> **Aim**: Count every line in the following entries where the word "thôi" appears. Give the count alone.

[START OF Recorded information]

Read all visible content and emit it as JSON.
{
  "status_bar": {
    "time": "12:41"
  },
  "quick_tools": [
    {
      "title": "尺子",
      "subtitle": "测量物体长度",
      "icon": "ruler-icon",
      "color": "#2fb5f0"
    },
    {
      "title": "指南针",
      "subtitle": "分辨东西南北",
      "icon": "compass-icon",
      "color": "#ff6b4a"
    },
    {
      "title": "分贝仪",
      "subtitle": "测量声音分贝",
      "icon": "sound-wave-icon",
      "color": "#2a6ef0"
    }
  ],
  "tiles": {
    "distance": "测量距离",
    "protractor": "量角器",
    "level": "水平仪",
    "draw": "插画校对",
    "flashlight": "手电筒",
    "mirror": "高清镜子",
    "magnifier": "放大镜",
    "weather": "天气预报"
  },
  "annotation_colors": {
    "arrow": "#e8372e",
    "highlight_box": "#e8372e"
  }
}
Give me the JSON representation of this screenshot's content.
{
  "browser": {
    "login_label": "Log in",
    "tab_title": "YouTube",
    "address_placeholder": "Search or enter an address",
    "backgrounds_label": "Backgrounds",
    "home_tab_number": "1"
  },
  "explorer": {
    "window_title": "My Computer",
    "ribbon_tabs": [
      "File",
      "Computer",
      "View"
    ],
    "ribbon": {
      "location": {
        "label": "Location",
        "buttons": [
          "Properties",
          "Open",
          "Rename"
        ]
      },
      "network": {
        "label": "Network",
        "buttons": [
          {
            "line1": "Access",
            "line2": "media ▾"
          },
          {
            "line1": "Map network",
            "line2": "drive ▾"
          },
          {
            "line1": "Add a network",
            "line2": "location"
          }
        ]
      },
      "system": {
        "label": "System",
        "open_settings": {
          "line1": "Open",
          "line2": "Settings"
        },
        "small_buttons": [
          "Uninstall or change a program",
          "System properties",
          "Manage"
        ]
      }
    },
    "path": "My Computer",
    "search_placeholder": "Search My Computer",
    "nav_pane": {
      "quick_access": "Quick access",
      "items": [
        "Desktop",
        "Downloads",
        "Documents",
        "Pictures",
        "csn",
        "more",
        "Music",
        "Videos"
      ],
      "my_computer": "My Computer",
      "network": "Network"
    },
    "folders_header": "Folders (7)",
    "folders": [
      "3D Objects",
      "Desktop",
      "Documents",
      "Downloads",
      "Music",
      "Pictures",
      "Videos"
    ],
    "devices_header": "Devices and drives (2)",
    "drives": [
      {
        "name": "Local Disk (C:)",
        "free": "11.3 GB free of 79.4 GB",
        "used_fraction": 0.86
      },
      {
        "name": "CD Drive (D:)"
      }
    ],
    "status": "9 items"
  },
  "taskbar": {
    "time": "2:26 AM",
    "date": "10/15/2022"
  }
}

[END OF Recorded information]
[START OF Recorded information]

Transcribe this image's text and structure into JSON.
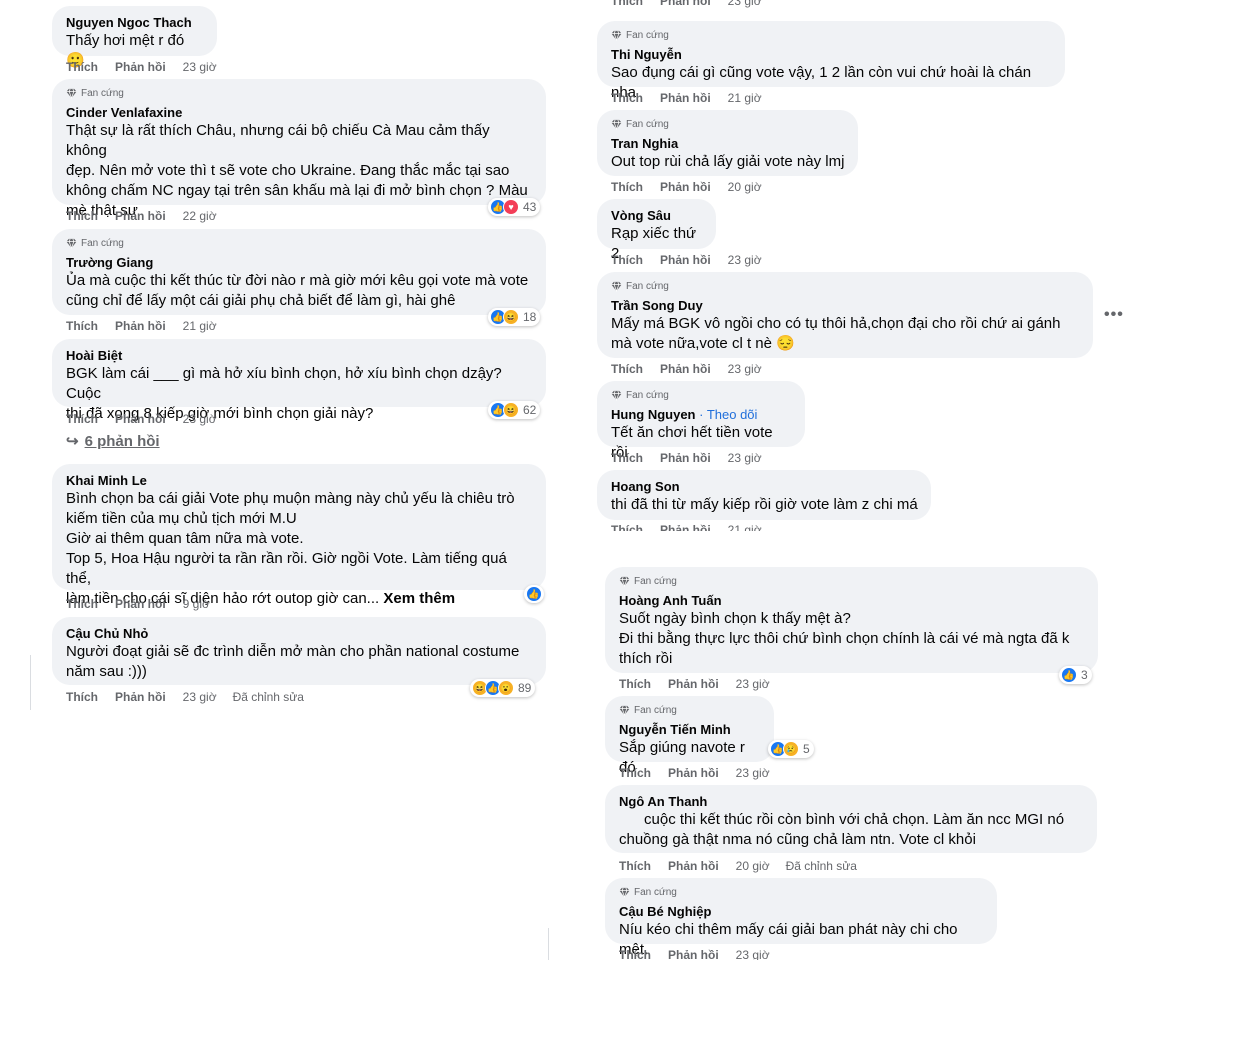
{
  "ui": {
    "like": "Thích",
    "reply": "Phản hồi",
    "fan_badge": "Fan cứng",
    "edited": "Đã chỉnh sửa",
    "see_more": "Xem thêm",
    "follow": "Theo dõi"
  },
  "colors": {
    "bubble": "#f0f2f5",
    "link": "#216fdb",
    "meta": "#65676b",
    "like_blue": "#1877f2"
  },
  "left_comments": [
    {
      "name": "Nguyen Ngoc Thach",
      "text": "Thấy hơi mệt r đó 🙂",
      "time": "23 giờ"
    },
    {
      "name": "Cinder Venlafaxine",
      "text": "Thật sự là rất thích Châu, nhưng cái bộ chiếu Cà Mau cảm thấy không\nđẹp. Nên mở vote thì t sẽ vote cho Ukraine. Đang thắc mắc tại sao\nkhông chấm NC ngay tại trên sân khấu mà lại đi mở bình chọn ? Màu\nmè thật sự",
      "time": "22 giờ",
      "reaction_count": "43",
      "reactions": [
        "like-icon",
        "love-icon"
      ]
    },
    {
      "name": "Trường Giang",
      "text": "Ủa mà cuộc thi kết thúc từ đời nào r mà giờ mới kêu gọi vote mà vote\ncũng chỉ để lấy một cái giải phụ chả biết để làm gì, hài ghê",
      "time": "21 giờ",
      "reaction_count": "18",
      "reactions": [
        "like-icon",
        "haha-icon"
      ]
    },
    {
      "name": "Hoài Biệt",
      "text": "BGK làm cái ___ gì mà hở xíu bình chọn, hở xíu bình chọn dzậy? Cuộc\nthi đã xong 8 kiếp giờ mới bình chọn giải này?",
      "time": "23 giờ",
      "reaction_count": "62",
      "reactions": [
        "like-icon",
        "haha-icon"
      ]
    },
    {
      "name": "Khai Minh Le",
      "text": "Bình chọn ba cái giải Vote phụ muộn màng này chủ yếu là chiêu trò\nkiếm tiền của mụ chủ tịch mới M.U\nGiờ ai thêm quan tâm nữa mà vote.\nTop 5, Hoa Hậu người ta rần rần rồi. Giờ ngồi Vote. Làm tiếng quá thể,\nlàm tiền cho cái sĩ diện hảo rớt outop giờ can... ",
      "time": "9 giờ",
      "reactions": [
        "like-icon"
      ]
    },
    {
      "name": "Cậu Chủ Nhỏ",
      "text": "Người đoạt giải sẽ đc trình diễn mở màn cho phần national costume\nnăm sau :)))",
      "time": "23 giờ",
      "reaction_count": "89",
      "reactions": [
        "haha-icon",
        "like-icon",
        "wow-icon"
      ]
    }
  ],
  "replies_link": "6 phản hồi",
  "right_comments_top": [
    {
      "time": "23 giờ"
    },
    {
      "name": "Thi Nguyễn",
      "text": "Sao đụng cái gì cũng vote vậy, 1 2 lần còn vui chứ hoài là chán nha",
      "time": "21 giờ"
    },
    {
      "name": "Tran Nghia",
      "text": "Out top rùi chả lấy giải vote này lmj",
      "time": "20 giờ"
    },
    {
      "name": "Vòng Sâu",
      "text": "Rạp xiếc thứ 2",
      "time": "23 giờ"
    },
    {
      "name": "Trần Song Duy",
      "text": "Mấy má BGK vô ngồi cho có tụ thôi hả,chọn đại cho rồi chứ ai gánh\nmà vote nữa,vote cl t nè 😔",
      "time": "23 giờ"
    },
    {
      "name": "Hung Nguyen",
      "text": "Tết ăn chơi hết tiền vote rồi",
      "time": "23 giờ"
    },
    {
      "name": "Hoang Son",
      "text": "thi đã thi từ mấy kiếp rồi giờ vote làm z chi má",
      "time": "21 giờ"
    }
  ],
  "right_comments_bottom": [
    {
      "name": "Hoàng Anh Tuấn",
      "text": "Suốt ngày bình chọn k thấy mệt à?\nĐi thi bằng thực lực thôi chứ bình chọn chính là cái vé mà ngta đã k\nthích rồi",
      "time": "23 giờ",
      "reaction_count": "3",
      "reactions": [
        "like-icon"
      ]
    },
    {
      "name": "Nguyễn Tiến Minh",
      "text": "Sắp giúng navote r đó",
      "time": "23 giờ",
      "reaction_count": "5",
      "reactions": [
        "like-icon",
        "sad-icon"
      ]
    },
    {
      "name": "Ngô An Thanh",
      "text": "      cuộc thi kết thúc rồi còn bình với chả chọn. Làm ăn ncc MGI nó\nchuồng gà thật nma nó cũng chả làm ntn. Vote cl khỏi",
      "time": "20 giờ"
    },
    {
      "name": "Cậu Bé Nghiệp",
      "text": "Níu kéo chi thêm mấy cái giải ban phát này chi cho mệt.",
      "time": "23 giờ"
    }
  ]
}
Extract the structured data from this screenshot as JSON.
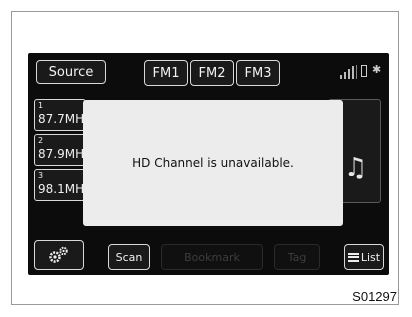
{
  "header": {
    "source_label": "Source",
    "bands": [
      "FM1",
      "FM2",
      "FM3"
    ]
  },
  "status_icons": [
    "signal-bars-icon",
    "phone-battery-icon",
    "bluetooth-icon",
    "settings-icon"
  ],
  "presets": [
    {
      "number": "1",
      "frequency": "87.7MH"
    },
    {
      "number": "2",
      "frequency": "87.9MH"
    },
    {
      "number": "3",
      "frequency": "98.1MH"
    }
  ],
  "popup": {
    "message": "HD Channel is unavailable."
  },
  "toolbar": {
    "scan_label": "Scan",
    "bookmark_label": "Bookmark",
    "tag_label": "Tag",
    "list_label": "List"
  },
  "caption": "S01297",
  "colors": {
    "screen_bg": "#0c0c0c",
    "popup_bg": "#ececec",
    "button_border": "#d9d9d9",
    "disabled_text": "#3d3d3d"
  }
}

[END OF Recorded information]

> **Exercise response**: 2